Ciencia y política ultramarina a finales del siglo XVIII

Notas

Bibliografia

Ciencia y política ultramarina a finales del siglo XVIII
Reflexiona Foucault en su libro “Las palabras y las cosas” (2), que en el siglo XVIII un ciego no puede desempeñar el oficio de naturalista; y no le falta razón. Ver es una facultad imprescindible para describir los objetos naturales cuando conocer la naturaleza deja de ser una cuestión de fe, cuando los hechos sustituyen a la especulación. Escribía Rousseau que para observar es <<preciso tener ojos y dirigirlos hacia el objeto que se quiere conocer>> (3), puntualizando la ineficacia del órgano si falta la intención del uso. El maestro Linneo, en su Sistema natural, señala que la vista sirve al naturalista para diferenciar las partes que componen cada objeto, tras lo cual se describe y se nombra. Empleando tan sencillo proceder empírico los naturalistas prosiguen una labor infinita: inventariar la naturaleza. Pero el cometido de conocer y ordenar el inmenso zoológico, similar oasis botánico, y el conglomerado pétreo que las cosas componen sobre la Tierra no es tan fácil como enuncian las palabras. Para conocer las cosas es preciso buscarlas. En cualquier época viajar significa recopilar información y el naturalista o se convierte en un infatigable viajero, o necesita la colaboración de ayudantes que acopien los objetos por él. Dos tareas dos oficios: explorar y estudiar, recolector y naturalista de gabinete, dos personajes siervos de una misma causa con papeles muy diferentes en el teatro natural. Ciertamente, como explicaba el botánico Cavanilles, no es lo mismo ser viajante que naturalista, ver y recoger objetos que ser juez y determinar su significado científico (4).

▸ **Ejercicio planteado a**
En los registros, cambia "outlier-point" por "punto-atipico" entre la línea que contiene "219, 296, 526]" y la que contiene "460, 680, 526]", ambas incluidas. Reproduce solo esas líneas y deja todo lo demás intacto.

▸ **Datos de entrada**
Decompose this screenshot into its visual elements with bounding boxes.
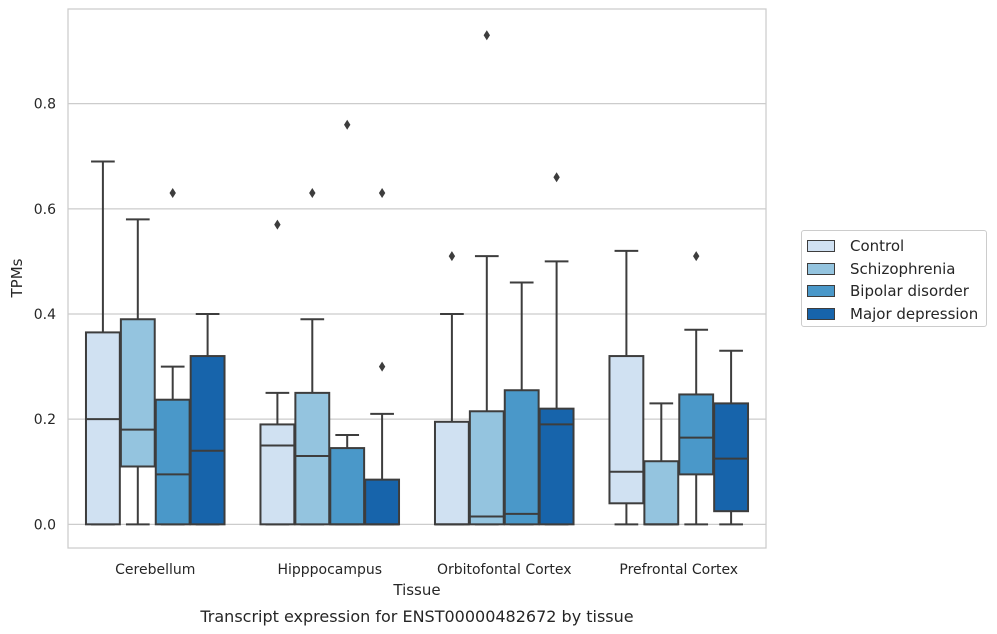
box-control	[259, 219, 296, 526]
y-tick-label: 0.6	[34, 202, 56, 218]
outlier-point	[274, 219, 281, 230]
box-body	[189, 355, 226, 526]
legend-label-major-depression: Major depression	[850, 304, 979, 323]
y-tick-label: 0.4	[34, 307, 56, 323]
outlier-point	[344, 119, 351, 130]
box-body	[84, 331, 121, 526]
box-major-depression	[538, 172, 575, 526]
outlier-point	[448, 251, 456, 262]
box-body	[713, 402, 750, 513]
x-tick-label: Cerebellum	[115, 562, 195, 578]
legend-item-major-depression: Major depression	[807, 303, 986, 326]
outlier-point	[483, 30, 490, 41]
box-body	[329, 447, 366, 526]
legend: Control Schizophrenia Bipolar disorder M…	[801, 230, 987, 327]
box-schizophrenia	[294, 188, 331, 526]
box-major-depression	[713, 349, 750, 526]
x-axis-label: Tissue	[392, 581, 440, 599]
box-control	[84, 160, 121, 526]
legend-item-control: Control	[807, 235, 986, 258]
legend-label-control: Control	[850, 237, 905, 256]
box-control	[608, 249, 645, 526]
y-axis-label: TPMs	[8, 258, 26, 298]
box-body	[154, 398, 191, 526]
x-tick-label: Hipppocampus	[277, 562, 382, 578]
legend-item-schizophrenia: Schizophrenia	[807, 258, 986, 281]
box-body	[433, 420, 470, 526]
box-body	[259, 423, 296, 526]
box-body	[364, 478, 401, 526]
plot-frame	[67, 8, 767, 549]
x-tick-label: Orbitofontal Cortex	[437, 562, 572, 578]
box-body	[538, 407, 575, 526]
legend-swatch-schizophrenia	[807, 262, 835, 275]
box-body	[643, 460, 680, 526]
box-bipolar-disorder	[678, 251, 715, 526]
box-schizophrenia	[468, 30, 505, 526]
box-bipolar-disorder	[329, 119, 366, 526]
box-major-depression	[189, 312, 226, 526]
legend-label-schizophrenia: Schizophrenia	[850, 259, 956, 278]
outlier-point	[378, 188, 386, 199]
box-body	[119, 318, 156, 468]
legend-swatch-bipolar-disorder	[807, 285, 835, 298]
legend-label-bipolar-disorder: Bipolar disorder	[850, 282, 969, 301]
box-major-depression	[364, 188, 401, 526]
outlier-point	[169, 188, 176, 199]
outlier-point	[378, 361, 386, 372]
outlier-point	[693, 251, 700, 262]
legend-swatch-major-depression	[807, 307, 835, 320]
box-control	[433, 251, 470, 526]
box-body	[503, 389, 540, 526]
y-tick-label: 0.8	[34, 97, 56, 113]
box-body	[678, 393, 715, 476]
box-body	[468, 410, 505, 526]
y-tick-label: 0.2	[34, 412, 56, 428]
legend-item-bipolar-disorder: Bipolar disorder	[807, 280, 986, 303]
box-bipolar-disorder	[503, 281, 540, 526]
chart-caption: Transcript expression for ENST0000048267…	[199, 607, 633, 626]
box-body	[294, 391, 331, 526]
x-tick-label: Prefrontal Cortex	[619, 562, 738, 578]
box-body	[608, 355, 645, 505]
outlier-point	[553, 172, 560, 183]
box-schizophrenia	[643, 402, 680, 526]
legend-swatch-control	[807, 240, 835, 253]
y-tick-label: 0.0	[34, 517, 56, 533]
box-bipolar-disorder	[154, 188, 191, 526]
box-schizophrenia	[119, 218, 156, 526]
outlier-point	[309, 188, 316, 199]
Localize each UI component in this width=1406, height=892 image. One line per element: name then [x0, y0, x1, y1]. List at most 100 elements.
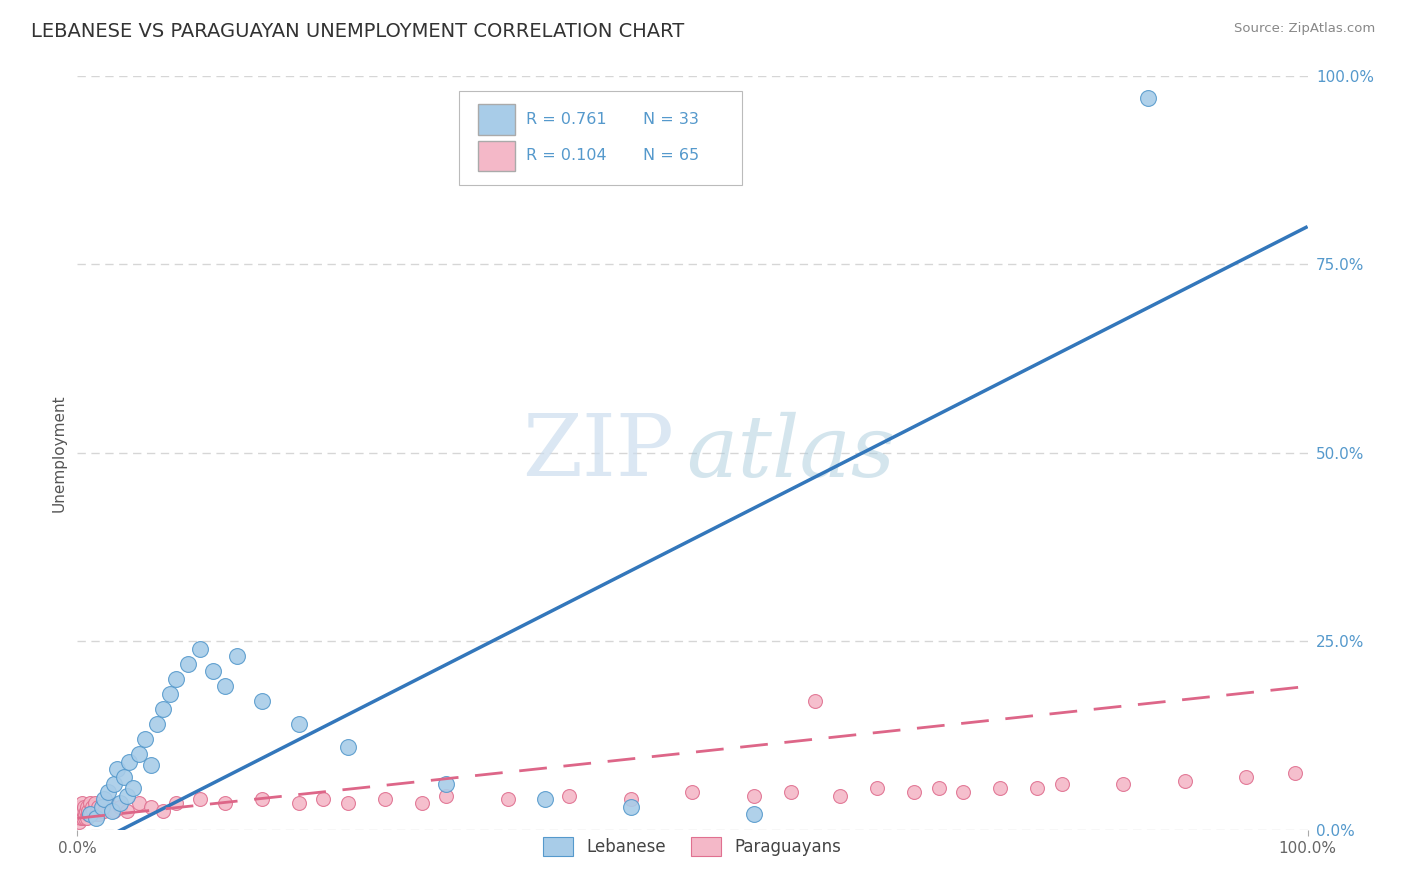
Point	[110, 800, 132, 814]
Point	[83, 796, 105, 810]
Point	[1174, 773, 1197, 788]
Point	[110, 796, 132, 810]
Point	[89, 807, 111, 822]
Point	[76, 807, 98, 822]
Point	[112, 770, 135, 784]
Point	[67, 807, 90, 822]
Point	[337, 796, 360, 810]
Point	[496, 792, 519, 806]
Point	[82, 800, 104, 814]
Point	[69, 800, 91, 814]
FancyBboxPatch shape	[478, 104, 516, 135]
Text: R = 0.104: R = 0.104	[526, 148, 607, 163]
Point	[73, 811, 96, 825]
Point	[1136, 91, 1159, 105]
Point	[82, 804, 104, 818]
Point	[226, 649, 249, 664]
Point	[558, 789, 581, 803]
Point	[134, 732, 156, 747]
Point	[214, 796, 236, 810]
Point	[75, 804, 97, 818]
Point	[128, 796, 150, 810]
Point	[115, 804, 138, 818]
Point	[214, 679, 236, 693]
Point	[103, 804, 125, 818]
Point	[312, 792, 335, 806]
Point	[84, 807, 107, 822]
Point	[79, 807, 101, 822]
Point	[152, 804, 174, 818]
Point	[152, 702, 174, 716]
Point	[374, 792, 396, 806]
Point	[780, 785, 803, 799]
Point	[188, 641, 212, 656]
Text: R = 0.761: R = 0.761	[526, 112, 607, 127]
Point	[830, 789, 852, 803]
FancyBboxPatch shape	[458, 91, 742, 186]
Point	[66, 811, 89, 825]
Point	[288, 796, 311, 810]
Point	[141, 758, 163, 772]
Point	[97, 785, 120, 799]
Point	[952, 785, 974, 799]
Point	[1112, 777, 1135, 791]
Point	[201, 665, 224, 679]
Point	[69, 804, 91, 818]
Point	[103, 777, 125, 791]
Point	[115, 789, 138, 803]
Point	[72, 804, 94, 818]
Text: atlas: atlas	[686, 411, 896, 494]
Point	[70, 796, 93, 810]
Point	[534, 792, 557, 806]
Point	[903, 785, 925, 799]
Point	[250, 792, 273, 806]
FancyBboxPatch shape	[478, 141, 516, 170]
Point	[337, 739, 360, 754]
Point	[70, 807, 93, 822]
Point	[90, 804, 112, 818]
Point	[121, 781, 143, 796]
Point	[80, 807, 103, 822]
Point	[84, 811, 107, 825]
Point	[141, 800, 163, 814]
Point	[75, 807, 97, 822]
Point	[79, 796, 101, 810]
Point	[73, 800, 96, 814]
Point	[93, 792, 115, 806]
Point	[177, 657, 200, 671]
Point	[77, 804, 100, 818]
Point	[86, 804, 108, 818]
Point	[165, 672, 187, 686]
Legend: Lebanese, Paraguayans: Lebanese, Paraguayans	[537, 830, 848, 863]
Point	[188, 792, 212, 806]
Point	[93, 804, 115, 818]
Point	[70, 811, 93, 825]
Point	[87, 800, 110, 814]
Text: LEBANESE VS PARAGUAYAN UNEMPLOYMENT CORRELATION CHART: LEBANESE VS PARAGUAYAN UNEMPLOYMENT CORR…	[31, 22, 685, 41]
Point	[118, 755, 141, 769]
Point	[250, 694, 273, 708]
Point	[90, 800, 114, 814]
Point	[1050, 777, 1073, 791]
Point	[105, 762, 128, 776]
Point	[804, 694, 827, 708]
Point	[146, 717, 169, 731]
Point	[742, 807, 765, 822]
Point	[436, 789, 458, 803]
Point	[159, 687, 181, 701]
Point	[1026, 781, 1049, 796]
Point	[411, 796, 433, 810]
Text: N = 65: N = 65	[644, 148, 699, 163]
Point	[101, 804, 124, 818]
Y-axis label: Unemployment: Unemployment	[51, 394, 66, 511]
Point	[76, 811, 98, 825]
Point	[1234, 770, 1257, 784]
Point	[67, 815, 90, 830]
Point	[682, 785, 704, 799]
Point	[620, 800, 643, 814]
Point	[97, 796, 120, 810]
Point	[866, 781, 889, 796]
Point	[90, 800, 114, 814]
Point	[165, 796, 187, 810]
Text: ZIP: ZIP	[522, 411, 673, 494]
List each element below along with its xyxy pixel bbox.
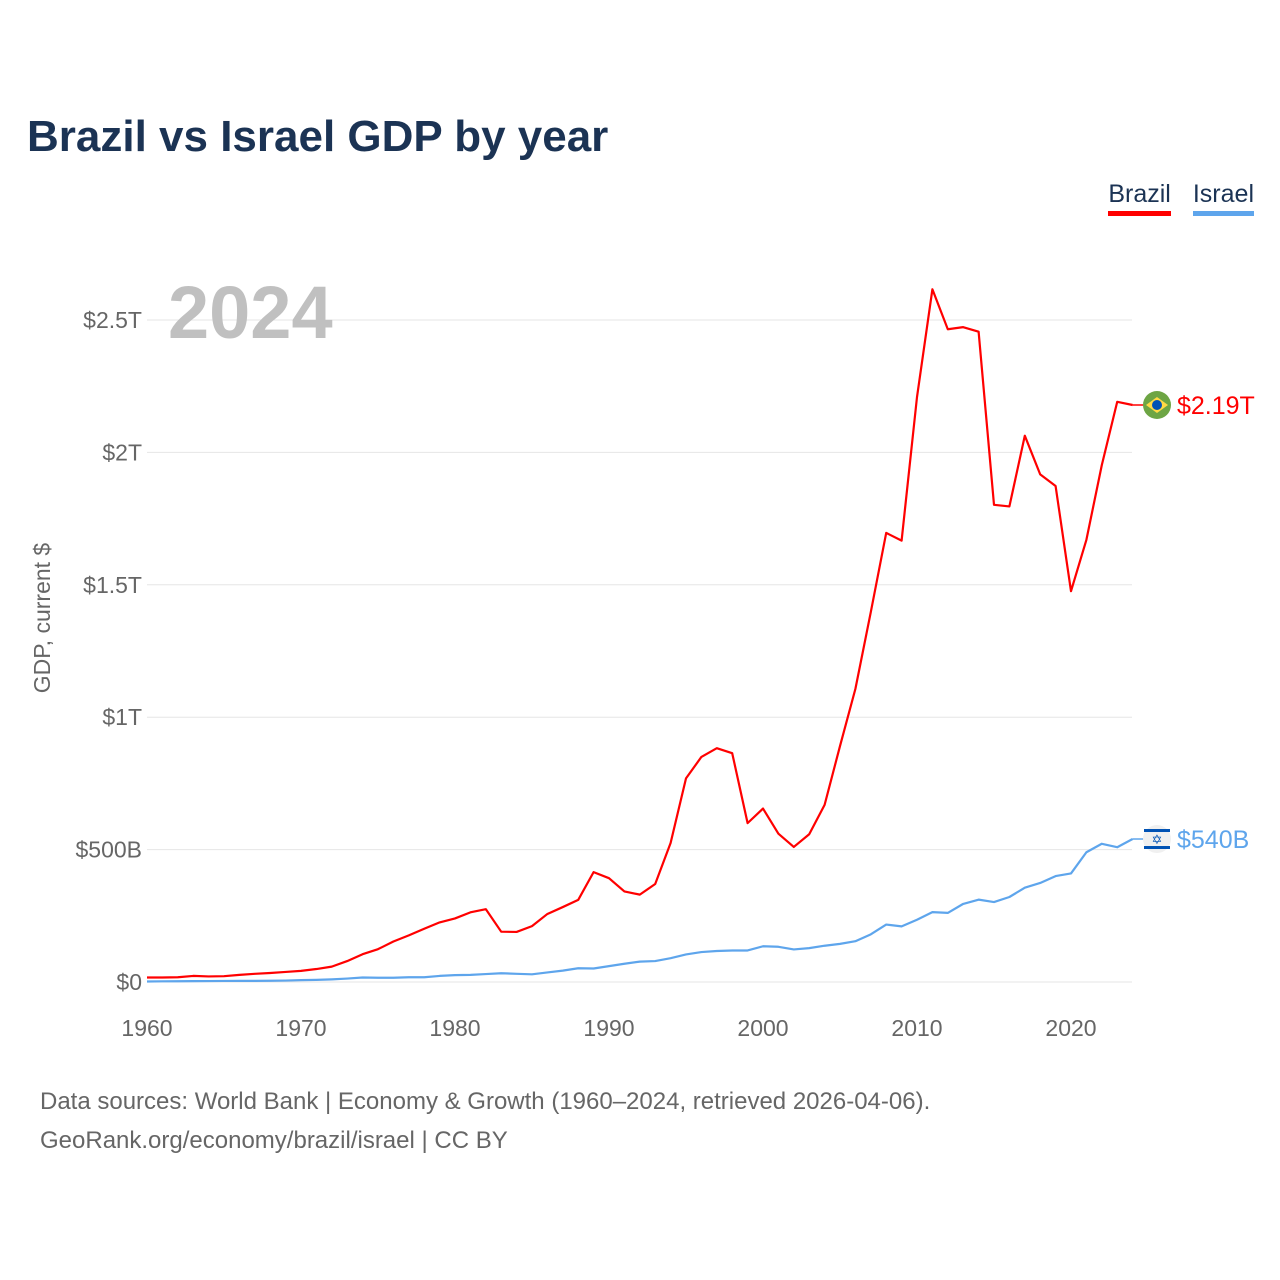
flag-stripe: [1144, 829, 1170, 833]
chart-title: Brazil vs Israel GDP by year: [27, 112, 609, 161]
end-value-label: $2.19T: [1177, 392, 1255, 420]
end-value-label: $540B: [1177, 826, 1249, 854]
y-tick-label: $1.5T: [83, 572, 142, 598]
source-link[interactable]: GeoRank.org/economy/brazil/israel | CC B…: [40, 1127, 508, 1154]
y-axis-label: GDP, current $: [29, 543, 55, 694]
y-tick-label: $0: [116, 969, 142, 995]
star-of-david: ✡: [1152, 832, 1163, 847]
israel-flag-icon: ✡: [1143, 825, 1171, 854]
legend-israel[interactable]: Israel: [1192, 180, 1254, 216]
series-line-israel: [146, 838, 1134, 983]
x-tick-label: 1960: [121, 1015, 172, 1041]
y-tick-label: $2T: [102, 439, 142, 465]
data-source-text: Data sources: World Bank | Economy & Gro…: [40, 1088, 931, 1115]
legend: Brazil Israel: [1108, 180, 1254, 216]
legend-brazil[interactable]: Brazil: [1108, 180, 1171, 216]
year-watermark: 2024: [168, 271, 333, 354]
y-tick-label: $1T: [102, 704, 142, 730]
brazil-flag-icon: [1143, 391, 1171, 420]
x-tick-label: 2010: [891, 1015, 942, 1041]
x-tick-label: 1990: [583, 1015, 634, 1041]
x-tick-label: 2020: [1045, 1015, 1096, 1041]
y-tick-label: $500B: [75, 837, 142, 863]
x-tick-label: 2000: [737, 1015, 788, 1041]
footer: Data sources: World Bank | Economy & Gro…: [40, 1082, 930, 1160]
x-tick-label: 1970: [275, 1015, 326, 1041]
flag-stripe: [1144, 846, 1170, 850]
x-tick-label: 1980: [429, 1015, 480, 1041]
flag-globe: [1152, 400, 1162, 411]
series-line-brazil: [147, 288, 1133, 979]
y-tick-label: $2.5T: [83, 307, 142, 333]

▸ **Ejercicio planteado b**
Indica si cada una de estas afirmaciones concuerda con el fragmento sobre ciencia y política ultramarina a finales del siglo XVIII. Responde sí o no y cita las palabras del fragmento que lo deciden.
(i) Foucault sostiene que en el siglo XVIII un ciego no puede ejercer como naturalista.
(ii) Según Linneo, la vista permite al naturalista nombrar los objetos sin necesidad de describirlos.
(iii) Cavanilles explicaba que ser viajante y ser naturalista es lo mismo.

▸ **Respuesta completa a**
box-control	[259, 219, 296, 526]
y-tick-label: 0.6	[34, 202, 56, 218]
punto-atipico	[274, 219, 281, 230]
box-body	[189, 355, 226, 526]
legend-label-major-depression: Major depression	[850, 304, 979, 323]
y-tick-label: 0.4	[34, 307, 56, 323]
punto-atipico	[344, 119, 351, 130]
box-body	[84, 331, 121, 526]
box-major-depression	[538, 172, 575, 526]
punto-atipico	[448, 251, 456, 262]
box-body	[713, 402, 750, 513]
x-tick-label: Cerebellum	[115, 562, 195, 578]
legend-item-major-depression: Major depression	[807, 303, 986, 326]
punto-atipico	[483, 30, 490, 41]
box-body	[329, 447, 366, 526]
legend: Control Schizophrenia Bipolar disorder M…	[801, 230, 987, 327]
box-schizophrenia	[294, 188, 331, 526]
box-major-depression	[713, 349, 750, 526]
x-axis-label: Tissue	[392, 581, 440, 599]
box-control	[84, 160, 121, 526]
legend-item-control: Control	[807, 235, 986, 258]
legend-label-control: Control	[850, 237, 905, 256]
box-control	[608, 249, 645, 526]
y-axis-label: TPMs	[8, 258, 26, 298]
box-body	[154, 398, 191, 526]
x-tick-label: Hipppocampus	[277, 562, 382, 578]
legend-item-schizophrenia: Schizophrenia	[807, 258, 986, 281]
box-body	[433, 420, 470, 526]
box-body	[259, 423, 296, 526]
box-body	[364, 478, 401, 526]
plot-frame	[67, 8, 767, 549]
x-tick-label: Orbitofontal Cortex	[437, 562, 572, 578]
box-body	[538, 407, 575, 526]
legend-swatch-schizophrenia	[807, 262, 835, 275]
box-body	[643, 460, 680, 526]

▸ **Respuesta completa b**
(i) Sí: "en el siglo XVIII un ciego no puede desempeñar el oficio de naturalista".
(ii) No: "la vista sirve al naturalista para diferenciar las partes que componen cada objeto, tras lo cual se describe y se nombra".
(iii) No: "no es lo mismo ser viajante que naturalista".